* Given exercise:
Exactly reproduce the lines beginning with the line that includes "Output a JSON" and ending with the last line of the data.

* Data rows:
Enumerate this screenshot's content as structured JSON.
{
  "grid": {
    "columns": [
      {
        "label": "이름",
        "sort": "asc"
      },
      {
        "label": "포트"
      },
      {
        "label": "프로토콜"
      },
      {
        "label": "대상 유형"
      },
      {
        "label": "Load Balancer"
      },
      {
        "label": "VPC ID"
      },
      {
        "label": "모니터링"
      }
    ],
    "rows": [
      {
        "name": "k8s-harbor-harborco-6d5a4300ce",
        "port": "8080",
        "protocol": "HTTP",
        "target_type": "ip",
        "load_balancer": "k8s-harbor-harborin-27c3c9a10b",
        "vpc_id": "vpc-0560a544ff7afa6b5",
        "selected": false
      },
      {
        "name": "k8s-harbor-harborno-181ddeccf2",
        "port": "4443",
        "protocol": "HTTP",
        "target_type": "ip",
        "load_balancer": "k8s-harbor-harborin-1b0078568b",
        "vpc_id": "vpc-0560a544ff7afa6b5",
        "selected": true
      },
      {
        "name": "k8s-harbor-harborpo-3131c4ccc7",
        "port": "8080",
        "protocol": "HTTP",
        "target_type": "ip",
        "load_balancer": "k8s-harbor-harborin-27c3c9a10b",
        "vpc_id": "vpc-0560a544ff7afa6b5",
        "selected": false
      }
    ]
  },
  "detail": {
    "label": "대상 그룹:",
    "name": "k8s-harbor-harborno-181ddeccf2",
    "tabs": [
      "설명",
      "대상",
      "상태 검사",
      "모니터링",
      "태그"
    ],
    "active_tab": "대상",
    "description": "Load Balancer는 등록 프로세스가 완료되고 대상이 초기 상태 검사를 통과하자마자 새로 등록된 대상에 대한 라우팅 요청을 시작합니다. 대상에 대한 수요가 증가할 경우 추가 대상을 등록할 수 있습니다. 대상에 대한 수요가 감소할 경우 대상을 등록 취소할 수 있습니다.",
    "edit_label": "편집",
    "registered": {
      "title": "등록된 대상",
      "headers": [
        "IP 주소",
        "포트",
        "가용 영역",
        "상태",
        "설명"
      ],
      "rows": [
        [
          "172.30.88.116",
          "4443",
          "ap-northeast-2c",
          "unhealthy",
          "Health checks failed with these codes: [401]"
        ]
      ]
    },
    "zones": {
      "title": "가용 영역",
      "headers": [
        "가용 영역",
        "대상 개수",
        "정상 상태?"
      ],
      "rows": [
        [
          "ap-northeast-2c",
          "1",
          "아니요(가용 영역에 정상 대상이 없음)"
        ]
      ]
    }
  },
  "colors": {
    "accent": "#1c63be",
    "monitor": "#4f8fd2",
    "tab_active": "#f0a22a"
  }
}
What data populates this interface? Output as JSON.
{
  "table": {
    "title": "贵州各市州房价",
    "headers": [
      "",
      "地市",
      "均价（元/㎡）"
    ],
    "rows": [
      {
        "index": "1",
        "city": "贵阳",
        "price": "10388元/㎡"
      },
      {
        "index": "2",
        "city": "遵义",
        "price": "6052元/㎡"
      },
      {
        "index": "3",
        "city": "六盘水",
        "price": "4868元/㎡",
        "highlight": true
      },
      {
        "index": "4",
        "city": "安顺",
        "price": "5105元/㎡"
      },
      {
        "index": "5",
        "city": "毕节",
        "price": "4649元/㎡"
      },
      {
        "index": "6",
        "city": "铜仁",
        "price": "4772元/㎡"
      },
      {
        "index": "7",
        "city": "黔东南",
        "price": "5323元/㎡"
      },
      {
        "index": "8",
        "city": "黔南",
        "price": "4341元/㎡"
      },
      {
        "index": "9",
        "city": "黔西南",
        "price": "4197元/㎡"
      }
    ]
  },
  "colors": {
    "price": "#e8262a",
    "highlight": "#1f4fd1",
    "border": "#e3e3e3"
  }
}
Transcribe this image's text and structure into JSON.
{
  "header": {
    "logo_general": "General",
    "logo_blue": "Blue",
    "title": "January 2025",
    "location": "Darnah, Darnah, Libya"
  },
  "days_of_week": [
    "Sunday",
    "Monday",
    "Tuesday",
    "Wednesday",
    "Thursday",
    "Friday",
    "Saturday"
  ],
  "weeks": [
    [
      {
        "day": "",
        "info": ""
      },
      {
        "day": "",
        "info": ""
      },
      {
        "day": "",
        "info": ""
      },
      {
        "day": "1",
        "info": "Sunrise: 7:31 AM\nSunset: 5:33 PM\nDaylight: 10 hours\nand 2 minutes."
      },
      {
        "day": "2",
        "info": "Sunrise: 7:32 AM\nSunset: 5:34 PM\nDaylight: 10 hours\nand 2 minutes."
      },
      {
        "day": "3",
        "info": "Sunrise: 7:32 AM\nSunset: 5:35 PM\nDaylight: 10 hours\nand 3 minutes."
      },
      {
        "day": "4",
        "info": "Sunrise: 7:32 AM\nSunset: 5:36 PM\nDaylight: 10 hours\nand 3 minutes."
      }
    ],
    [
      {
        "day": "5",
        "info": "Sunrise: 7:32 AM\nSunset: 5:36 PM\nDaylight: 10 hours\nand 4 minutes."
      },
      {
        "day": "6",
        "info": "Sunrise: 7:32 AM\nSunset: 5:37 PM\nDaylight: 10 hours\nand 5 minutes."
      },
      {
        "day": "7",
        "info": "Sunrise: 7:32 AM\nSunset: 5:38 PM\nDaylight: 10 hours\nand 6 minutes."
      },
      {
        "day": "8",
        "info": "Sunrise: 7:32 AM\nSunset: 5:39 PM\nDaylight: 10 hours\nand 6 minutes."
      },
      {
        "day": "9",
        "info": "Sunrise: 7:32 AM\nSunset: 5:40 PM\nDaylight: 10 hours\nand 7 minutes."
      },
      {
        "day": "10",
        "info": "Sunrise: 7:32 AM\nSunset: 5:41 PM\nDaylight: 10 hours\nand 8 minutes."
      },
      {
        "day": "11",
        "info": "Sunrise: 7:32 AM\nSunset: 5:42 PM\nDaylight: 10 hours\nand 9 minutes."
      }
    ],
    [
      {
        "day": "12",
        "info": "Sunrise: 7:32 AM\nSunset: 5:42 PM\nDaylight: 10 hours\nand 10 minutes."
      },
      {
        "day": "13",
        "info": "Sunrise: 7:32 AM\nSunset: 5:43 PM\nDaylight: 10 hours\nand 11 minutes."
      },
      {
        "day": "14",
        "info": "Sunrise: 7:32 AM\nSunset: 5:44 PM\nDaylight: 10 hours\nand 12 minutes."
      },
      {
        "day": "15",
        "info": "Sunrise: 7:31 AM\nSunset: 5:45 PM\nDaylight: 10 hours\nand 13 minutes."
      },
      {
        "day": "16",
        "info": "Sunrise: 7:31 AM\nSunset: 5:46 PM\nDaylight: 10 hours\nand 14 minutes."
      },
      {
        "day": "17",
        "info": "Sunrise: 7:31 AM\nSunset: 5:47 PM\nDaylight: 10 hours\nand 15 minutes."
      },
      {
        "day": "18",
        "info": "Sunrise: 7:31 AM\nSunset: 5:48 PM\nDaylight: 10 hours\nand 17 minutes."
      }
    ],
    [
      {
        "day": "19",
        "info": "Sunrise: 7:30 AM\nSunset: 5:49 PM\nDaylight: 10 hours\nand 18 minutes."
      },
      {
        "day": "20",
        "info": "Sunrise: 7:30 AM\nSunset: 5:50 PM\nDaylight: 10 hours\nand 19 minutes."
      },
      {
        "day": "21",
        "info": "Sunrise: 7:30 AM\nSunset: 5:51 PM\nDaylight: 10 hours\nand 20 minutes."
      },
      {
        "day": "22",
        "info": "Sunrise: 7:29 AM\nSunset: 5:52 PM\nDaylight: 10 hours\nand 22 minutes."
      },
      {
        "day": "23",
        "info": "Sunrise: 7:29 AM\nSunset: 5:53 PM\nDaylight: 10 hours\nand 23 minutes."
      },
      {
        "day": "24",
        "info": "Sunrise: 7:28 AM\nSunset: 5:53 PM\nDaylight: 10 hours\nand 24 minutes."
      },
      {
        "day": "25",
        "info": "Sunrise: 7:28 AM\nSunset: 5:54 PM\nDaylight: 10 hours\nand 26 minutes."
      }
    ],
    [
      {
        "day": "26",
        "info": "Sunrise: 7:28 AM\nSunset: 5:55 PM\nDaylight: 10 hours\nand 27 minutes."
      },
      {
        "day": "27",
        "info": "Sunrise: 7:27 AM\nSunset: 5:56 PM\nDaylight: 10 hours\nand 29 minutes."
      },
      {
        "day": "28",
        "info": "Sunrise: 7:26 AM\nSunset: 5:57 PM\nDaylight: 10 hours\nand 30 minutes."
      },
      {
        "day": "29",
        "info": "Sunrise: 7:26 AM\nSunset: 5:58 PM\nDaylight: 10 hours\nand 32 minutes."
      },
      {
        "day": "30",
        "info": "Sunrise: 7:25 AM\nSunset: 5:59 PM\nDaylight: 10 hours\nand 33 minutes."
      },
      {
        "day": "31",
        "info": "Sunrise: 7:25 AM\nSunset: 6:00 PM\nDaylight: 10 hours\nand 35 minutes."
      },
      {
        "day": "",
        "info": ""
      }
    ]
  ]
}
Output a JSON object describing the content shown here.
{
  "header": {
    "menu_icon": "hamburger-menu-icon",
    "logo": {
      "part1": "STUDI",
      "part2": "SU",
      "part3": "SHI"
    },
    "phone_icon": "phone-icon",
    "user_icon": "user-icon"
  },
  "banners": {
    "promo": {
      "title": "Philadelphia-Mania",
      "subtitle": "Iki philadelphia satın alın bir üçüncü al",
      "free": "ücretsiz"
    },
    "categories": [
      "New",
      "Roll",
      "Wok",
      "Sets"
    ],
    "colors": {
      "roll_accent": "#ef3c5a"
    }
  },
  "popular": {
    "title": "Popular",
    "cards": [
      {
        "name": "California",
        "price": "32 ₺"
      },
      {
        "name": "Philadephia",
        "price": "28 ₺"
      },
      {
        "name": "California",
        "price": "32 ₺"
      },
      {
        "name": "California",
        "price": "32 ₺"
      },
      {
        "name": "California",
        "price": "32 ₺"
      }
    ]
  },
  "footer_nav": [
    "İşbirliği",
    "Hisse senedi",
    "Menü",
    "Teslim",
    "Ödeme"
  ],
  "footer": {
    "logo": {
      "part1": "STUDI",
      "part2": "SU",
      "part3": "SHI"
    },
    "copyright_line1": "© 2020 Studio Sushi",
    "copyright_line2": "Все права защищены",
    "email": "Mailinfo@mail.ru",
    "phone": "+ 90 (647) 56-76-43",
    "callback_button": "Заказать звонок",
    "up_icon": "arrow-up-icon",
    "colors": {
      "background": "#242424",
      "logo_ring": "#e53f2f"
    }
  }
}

* In response:
Output a JSON object describing the content shown here.
{
  "header": {
    "menu_icon": "hamburger-menu-icon",
    "logo": {
      "part1": "STUDI",
      "part2": "SU",
      "part3": "SHI"
    },
    "phone_icon": "phone-icon",
    "user_icon": "user-icon"
  },
  "banners": {
    "promo": {
      "title": "Philadelphia-Mania",
      "subtitle": "Iki philadelphia satın alın bir üçüncü al",
      "free": "ücretsiz"
    },
    "categories": [
      "New",
      "Roll",
      "Wok",
      "Sets"
    ],
    "colors": {
      "roll_accent": "#ef3c5a"
    }
  },
  "popular": {
    "title": "Popular",
    "cards": [
      {
        "name": "California",
        "price": "32 ₺"
      },
      {
        "name": "Philadephia",
        "price": "28 ₺"
      },
      {
        "name": "California",
        "price": "32 ₺"
      },
      {
        "name": "California",
        "price": "32 ₺"
      },
      {
        "name": "California",
        "price": "32 ₺"
      }
    ]
  },
  "footer_nav": [
    "İşbirliği",
    "Hisse senedi",
    "Menü",
    "Teslim",
    "Ödeme"
  ],
  "footer": {
    "logo": {
      "part1": "STUDI",
      "part2": "SU",
      "part3": "SHI"
    },
    "copyright_line1": "© 2020 Studio Sushi",
    "copyright_line2": "Все права защищены",
    "email": "Mailinfo@mail.ru",
    "phone": "+ 90 (647) 56-76-43",
    "callback_button": "Заказать звонок",
    "up_icon": "arrow-up-icon",
    "colors": {
      "background": "#242424",
      "logo_ring": "#e53f2f"
    }
  }
}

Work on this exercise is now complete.